▶ [DATA FOR PROCESSING]
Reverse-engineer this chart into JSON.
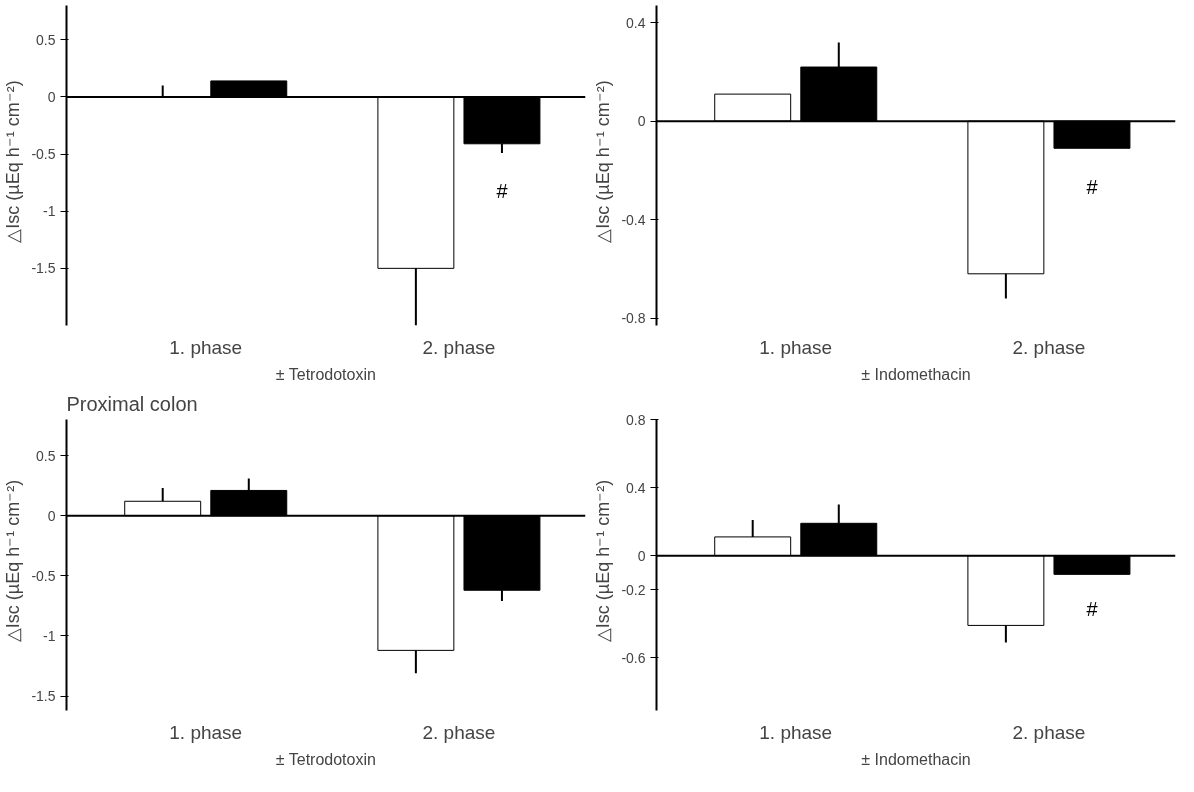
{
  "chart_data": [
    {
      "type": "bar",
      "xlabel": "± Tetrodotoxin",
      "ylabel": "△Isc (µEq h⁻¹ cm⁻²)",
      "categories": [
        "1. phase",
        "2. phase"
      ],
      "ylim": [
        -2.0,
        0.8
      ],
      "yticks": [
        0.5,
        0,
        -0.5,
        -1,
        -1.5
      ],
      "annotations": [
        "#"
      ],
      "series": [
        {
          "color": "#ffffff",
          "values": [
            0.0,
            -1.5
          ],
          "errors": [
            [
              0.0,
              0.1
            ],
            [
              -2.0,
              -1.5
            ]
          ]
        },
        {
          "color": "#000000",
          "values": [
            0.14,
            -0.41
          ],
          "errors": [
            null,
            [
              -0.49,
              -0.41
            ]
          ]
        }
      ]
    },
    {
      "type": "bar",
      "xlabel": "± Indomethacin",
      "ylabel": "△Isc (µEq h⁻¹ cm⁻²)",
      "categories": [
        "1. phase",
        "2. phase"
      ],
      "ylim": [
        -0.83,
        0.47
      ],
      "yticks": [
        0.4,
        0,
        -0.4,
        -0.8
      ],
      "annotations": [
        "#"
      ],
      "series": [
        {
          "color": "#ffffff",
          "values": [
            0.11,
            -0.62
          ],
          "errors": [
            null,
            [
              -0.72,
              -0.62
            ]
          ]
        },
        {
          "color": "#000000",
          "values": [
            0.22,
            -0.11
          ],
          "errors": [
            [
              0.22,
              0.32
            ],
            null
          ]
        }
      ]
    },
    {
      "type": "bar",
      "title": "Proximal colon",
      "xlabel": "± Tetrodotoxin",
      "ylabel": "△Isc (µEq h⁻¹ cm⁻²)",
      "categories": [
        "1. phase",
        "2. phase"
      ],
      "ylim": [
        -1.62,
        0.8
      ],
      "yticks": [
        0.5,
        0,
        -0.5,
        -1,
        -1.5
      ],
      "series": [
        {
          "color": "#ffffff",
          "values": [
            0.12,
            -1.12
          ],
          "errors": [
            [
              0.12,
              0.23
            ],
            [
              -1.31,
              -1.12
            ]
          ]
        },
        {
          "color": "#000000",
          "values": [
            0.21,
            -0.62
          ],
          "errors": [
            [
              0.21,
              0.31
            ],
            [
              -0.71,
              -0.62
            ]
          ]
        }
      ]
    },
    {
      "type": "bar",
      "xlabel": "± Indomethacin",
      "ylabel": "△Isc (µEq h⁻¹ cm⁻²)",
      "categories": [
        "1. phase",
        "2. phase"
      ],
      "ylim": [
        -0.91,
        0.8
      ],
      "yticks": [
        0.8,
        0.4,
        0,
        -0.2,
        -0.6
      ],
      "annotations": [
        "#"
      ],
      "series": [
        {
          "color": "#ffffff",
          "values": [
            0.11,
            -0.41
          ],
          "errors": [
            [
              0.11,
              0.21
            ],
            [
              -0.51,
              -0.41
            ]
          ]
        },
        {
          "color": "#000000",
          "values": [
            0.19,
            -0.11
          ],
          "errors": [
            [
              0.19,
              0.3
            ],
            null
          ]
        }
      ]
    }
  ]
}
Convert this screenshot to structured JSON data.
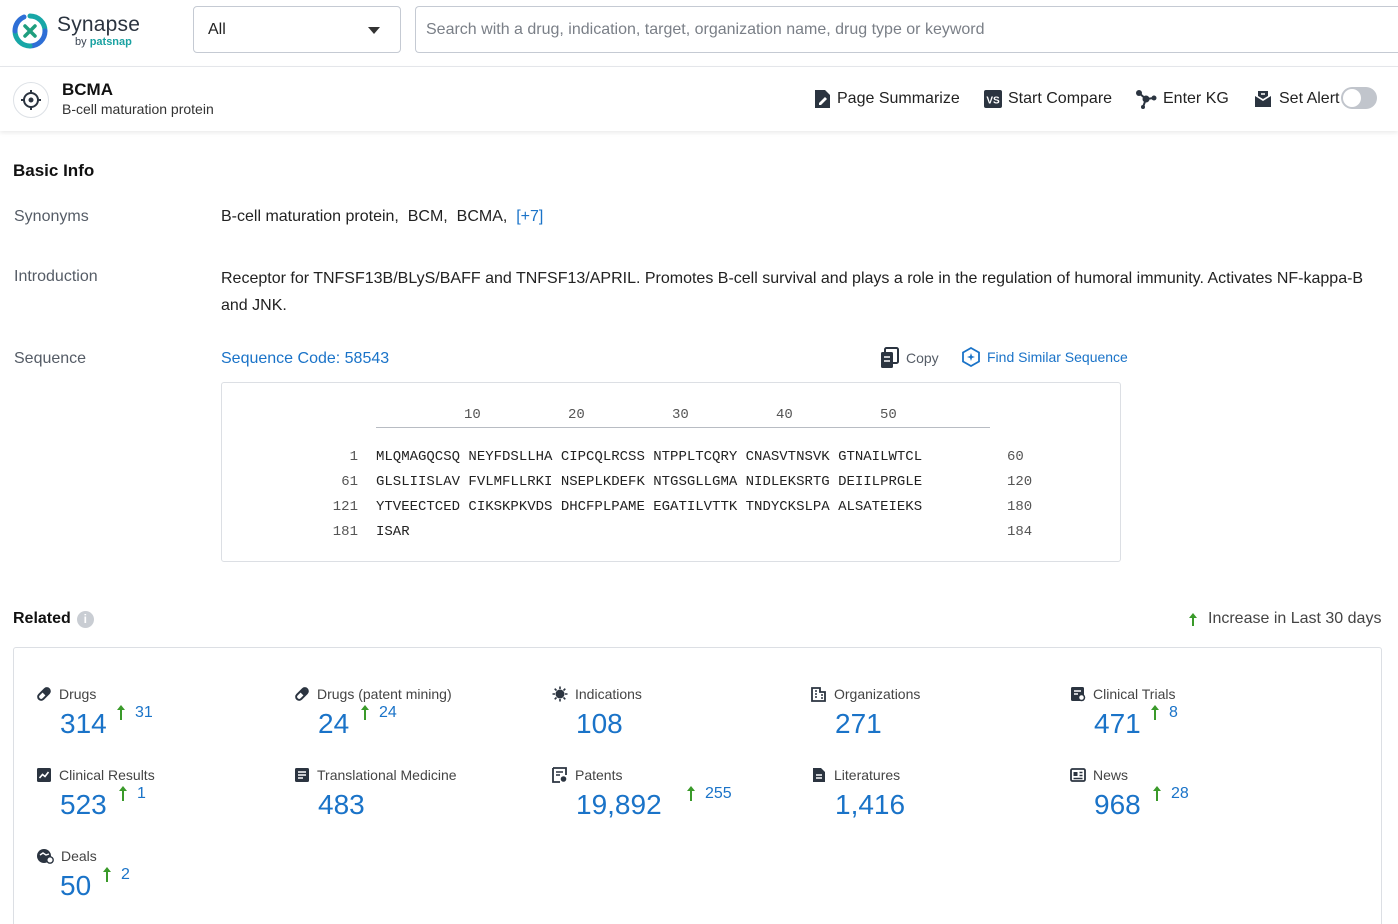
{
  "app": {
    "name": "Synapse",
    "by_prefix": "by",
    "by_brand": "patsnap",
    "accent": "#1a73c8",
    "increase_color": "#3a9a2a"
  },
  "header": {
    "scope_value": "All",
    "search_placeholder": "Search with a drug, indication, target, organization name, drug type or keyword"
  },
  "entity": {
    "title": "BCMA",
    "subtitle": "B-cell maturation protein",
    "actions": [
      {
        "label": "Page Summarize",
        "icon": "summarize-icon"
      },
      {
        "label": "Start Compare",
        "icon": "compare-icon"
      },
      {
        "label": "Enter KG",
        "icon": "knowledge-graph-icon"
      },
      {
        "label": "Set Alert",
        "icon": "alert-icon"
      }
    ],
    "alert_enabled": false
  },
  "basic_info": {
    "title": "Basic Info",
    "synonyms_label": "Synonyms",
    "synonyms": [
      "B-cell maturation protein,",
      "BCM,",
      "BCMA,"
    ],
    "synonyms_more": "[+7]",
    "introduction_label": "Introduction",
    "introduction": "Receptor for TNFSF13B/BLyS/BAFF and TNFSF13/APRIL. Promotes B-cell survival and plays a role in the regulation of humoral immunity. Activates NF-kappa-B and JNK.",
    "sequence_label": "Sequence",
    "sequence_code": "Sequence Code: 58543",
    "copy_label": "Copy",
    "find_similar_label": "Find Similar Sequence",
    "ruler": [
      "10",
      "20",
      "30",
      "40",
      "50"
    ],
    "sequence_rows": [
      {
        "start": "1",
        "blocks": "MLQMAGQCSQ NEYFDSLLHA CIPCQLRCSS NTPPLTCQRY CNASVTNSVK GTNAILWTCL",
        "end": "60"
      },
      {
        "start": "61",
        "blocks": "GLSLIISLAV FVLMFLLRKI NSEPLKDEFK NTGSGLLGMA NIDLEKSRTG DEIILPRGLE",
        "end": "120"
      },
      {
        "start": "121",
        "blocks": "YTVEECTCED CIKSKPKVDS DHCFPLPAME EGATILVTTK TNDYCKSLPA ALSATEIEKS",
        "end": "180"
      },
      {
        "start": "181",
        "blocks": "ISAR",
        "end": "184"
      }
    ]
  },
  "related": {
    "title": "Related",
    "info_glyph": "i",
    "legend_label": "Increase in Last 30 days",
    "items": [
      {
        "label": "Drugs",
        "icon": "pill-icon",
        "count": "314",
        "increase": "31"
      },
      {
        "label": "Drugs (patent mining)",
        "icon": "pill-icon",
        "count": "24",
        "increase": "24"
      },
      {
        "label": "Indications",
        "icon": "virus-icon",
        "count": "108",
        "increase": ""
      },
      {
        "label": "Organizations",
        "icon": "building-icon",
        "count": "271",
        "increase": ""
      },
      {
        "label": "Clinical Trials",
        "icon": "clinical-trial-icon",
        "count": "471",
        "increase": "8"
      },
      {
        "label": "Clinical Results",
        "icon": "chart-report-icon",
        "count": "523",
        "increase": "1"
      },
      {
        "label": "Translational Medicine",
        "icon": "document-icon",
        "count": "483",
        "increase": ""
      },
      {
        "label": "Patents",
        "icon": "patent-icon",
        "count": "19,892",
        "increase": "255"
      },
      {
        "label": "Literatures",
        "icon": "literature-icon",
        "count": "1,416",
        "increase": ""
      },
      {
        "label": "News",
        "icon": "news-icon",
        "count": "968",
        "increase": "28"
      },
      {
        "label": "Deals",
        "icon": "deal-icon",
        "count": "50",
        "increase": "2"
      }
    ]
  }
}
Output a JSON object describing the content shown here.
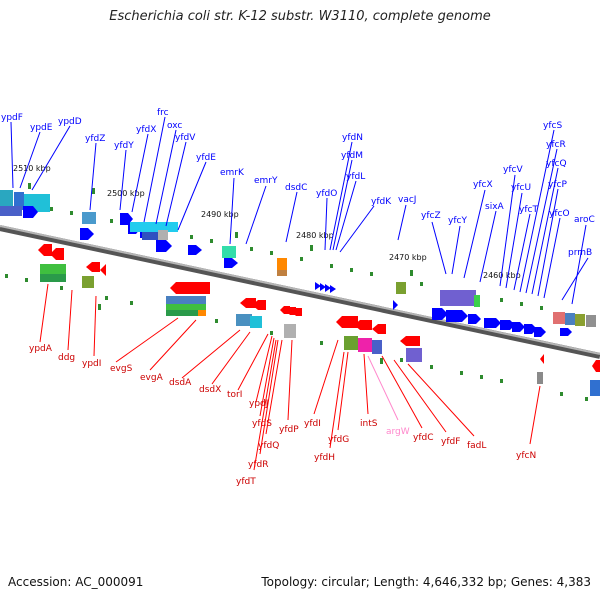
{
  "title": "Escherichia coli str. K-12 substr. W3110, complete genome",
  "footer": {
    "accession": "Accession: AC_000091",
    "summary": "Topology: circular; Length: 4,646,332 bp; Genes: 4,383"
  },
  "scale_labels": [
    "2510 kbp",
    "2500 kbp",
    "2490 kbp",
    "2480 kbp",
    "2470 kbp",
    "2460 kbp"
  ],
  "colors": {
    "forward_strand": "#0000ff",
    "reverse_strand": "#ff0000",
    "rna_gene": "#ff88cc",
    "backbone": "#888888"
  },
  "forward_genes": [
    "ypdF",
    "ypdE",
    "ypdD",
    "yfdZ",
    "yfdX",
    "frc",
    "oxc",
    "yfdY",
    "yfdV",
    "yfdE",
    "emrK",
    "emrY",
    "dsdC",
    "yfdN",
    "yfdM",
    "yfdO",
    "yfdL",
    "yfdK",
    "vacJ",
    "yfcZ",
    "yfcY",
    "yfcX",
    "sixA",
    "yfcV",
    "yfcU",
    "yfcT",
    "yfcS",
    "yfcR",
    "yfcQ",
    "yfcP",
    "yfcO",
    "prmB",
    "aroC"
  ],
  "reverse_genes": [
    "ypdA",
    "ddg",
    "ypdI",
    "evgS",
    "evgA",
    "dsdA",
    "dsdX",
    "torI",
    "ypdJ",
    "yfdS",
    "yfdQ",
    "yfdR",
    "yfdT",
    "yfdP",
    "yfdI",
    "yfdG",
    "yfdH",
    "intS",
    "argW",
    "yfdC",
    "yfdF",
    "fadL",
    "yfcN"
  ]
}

▶ [REQUIREMENT]
Please copy each line of the material that contains the word "maturation".

▶ [SOLUTION FOR THIS EXERCISE]
    "subtitle": "B-cell maturation protein",
      "B-cell maturation protein,",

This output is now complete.